(Records from a collection)
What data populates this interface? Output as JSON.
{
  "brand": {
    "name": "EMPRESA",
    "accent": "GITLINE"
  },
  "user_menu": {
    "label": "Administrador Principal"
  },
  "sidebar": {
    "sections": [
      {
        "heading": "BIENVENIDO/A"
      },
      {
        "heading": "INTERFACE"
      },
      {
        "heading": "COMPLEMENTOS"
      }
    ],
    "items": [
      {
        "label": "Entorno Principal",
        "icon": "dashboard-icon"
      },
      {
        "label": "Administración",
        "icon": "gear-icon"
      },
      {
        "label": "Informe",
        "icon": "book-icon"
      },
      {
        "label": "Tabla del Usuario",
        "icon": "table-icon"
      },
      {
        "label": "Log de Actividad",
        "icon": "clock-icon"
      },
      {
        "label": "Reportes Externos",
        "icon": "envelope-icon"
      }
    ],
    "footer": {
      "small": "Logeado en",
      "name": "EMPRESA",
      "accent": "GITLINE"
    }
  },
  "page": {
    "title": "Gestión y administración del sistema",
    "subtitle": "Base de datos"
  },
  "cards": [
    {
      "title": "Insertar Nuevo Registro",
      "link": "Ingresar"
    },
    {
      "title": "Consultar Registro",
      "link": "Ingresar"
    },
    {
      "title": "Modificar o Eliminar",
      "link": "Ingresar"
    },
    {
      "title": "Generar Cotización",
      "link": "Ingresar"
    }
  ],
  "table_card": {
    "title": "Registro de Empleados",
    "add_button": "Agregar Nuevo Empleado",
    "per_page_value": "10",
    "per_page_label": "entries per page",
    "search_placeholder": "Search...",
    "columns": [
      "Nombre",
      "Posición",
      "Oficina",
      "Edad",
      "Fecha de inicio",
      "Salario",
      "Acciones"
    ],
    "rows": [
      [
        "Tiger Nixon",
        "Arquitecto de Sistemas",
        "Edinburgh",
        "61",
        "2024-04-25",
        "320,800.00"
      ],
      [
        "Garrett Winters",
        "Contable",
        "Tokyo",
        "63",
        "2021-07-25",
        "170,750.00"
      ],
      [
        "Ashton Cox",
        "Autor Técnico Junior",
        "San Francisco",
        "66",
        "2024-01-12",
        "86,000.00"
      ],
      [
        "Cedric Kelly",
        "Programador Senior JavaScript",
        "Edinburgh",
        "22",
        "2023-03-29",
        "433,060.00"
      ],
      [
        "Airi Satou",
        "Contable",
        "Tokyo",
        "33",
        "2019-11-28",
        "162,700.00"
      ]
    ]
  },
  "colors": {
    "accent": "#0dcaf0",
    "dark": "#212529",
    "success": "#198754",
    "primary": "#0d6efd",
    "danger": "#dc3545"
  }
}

● **WHAT TO PRODUCE**:
Print out every entry, keeping each one exact.

● **EXPECTED OUTPUT**:
What data populates this interface? Output as JSON.
{
  "brand": {
    "name": "EMPRESA",
    "accent": "GITLINE"
  },
  "user_menu": {
    "label": "Administrador Principal"
  },
  "sidebar": {
    "sections": [
      {
        "heading": "BIENVENIDO/A"
      },
      {
        "heading": "INTERFACE"
      },
      {
        "heading": "COMPLEMENTOS"
      }
    ],
    "items": [
      {
        "label": "Entorno Principal",
        "icon": "dashboard-icon"
      },
      {
        "label": "Administración",
        "icon": "gear-icon"
      },
      {
        "label": "Informe",
        "icon": "book-icon"
      },
      {
        "label": "Tabla del Usuario",
        "icon": "table-icon"
      },
      {
        "label": "Log de Actividad",
        "icon": "clock-icon"
      },
      {
        "label": "Reportes Externos",
        "icon": "envelope-icon"
      }
    ],
    "footer": {
      "small": "Logeado en",
      "name": "EMPRESA",
      "accent": "GITLINE"
    }
  },
  "page": {
    "title": "Gestión y administración del sistema",
    "subtitle": "Base de datos"
  },
  "cards": [
    {
      "title": "Insertar Nuevo Registro",
      "link": "Ingresar"
    },
    {
      "title": "Consultar Registro",
      "link": "Ingresar"
    },
    {
      "title": "Modificar o Eliminar",
      "link": "Ingresar"
    },
    {
      "title": "Generar Cotización",
      "link": "Ingresar"
    }
  ],
  "table_card": {
    "title": "Registro de Empleados",
    "add_button": "Agregar Nuevo Empleado",
    "per_page_value": "10",
    "per_page_label": "entries per page",
    "search_placeholder": "Search...",
    "columns": [
      "Nombre",
      "Posición",
      "Oficina",
      "Edad",
      "Fecha de inicio",
      "Salario",
      "Acciones"
    ],
    "rows": [
      [
        "Tiger Nixon",
        "Arquitecto de Sistemas",
        "Edinburgh",
        "61",
        "2024-04-25",
        "320,800.00"
      ],
      [
        "Garrett Winters",
        "Contable",
        "Tokyo",
        "63",
        "2021-07-25",
        "170,750.00"
      ],
      [
        "Ashton Cox",
        "Autor Técnico Junior",
        "San Francisco",
        "66",
        "2024-01-12",
        "86,000.00"
      ],
      [
        "Cedric Kelly",
        "Programador Senior JavaScript",
        "Edinburgh",
        "22",
        "2023-03-29",
        "433,060.00"
      ],
      [
        "Airi Satou",
        "Contable",
        "Tokyo",
        "33",
        "2019-11-28",
        "162,700.00"
      ]
    ]
  },
  "colors": {
    "accent": "#0dcaf0",
    "dark": "#212529",
    "success": "#198754",
    "primary": "#0d6efd",
    "danger": "#dc3545"
  }
}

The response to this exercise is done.